Convert every line of the entries below into a JSON list of strings, with one string per line and no blank lines. Omit the picture placeholders.

Recorded data
START
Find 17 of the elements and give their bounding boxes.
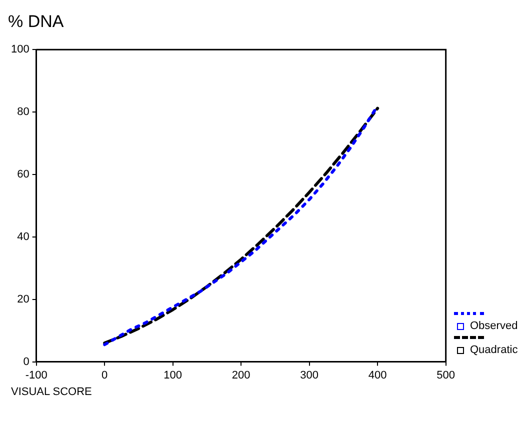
y-tick-label: 20 — [17, 293, 30, 306]
y-tick-label: 60 — [17, 168, 30, 181]
x-tick-label: 400 — [368, 369, 387, 382]
x-tick-label: 500 — [436, 369, 456, 382]
y-axis-title: % DNA — [8, 12, 64, 32]
y-tick-label: 80 — [17, 106, 30, 118]
x-tick-label: 0 — [102, 369, 108, 382]
x-axis-title: VISUAL SCORE — [11, 386, 92, 398]
legend-label: Observed — [470, 320, 518, 332]
legend-label: Quadratic — [470, 344, 518, 356]
x-tick-label: -100 — [25, 369, 48, 382]
y-tick-label: 100 — [10, 44, 30, 56]
y-tick-label: 0 — [23, 356, 30, 368]
y-tick-label: 40 — [17, 230, 30, 243]
x-tick-label: 100 — [164, 369, 182, 382]
x-tick-label: 200 — [232, 369, 250, 382]
x-tick-label: 300 — [300, 369, 319, 382]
END
_Answer to this problem_
[
  "Find 17 of the elements and give their bounding boxes.",
  "y-tick-label: 20 — [17, 293, 30, 306]",
  "y-tick-label: 60 — [17, 168, 30, 181]",
  "x-tick-label: 400 — [368, 369, 387, 382]",
  "x-tick-label: 500 — [436, 369, 456, 382]",
  "y-axis-title: % DNA — [8, 12, 64, 32]",
  "y-tick-label: 80 — [17, 106, 30, 118]",
  "x-tick-label: 0 — [102, 369, 108, 382]",
  "x-axis-title: VISUAL SCORE — [11, 386, 92, 398]",
  "legend-label: Observed — [470, 320, 518, 332]",
  "legend-label: Quadratic — [470, 344, 518, 356]",
  "x-tick-label: -100 — [25, 369, 48, 382]",
  "y-tick-label: 100 — [10, 44, 30, 56]",
  "y-tick-label: 0 — [23, 356, 30, 368]",
  "y-tick-label: 40 — [17, 230, 30, 243]",
  "x-tick-label: 100 — [164, 369, 182, 382]",
  "x-tick-label: 200 — [232, 369, 250, 382]",
  "x-tick-label: 300 — [300, 369, 319, 382]"
]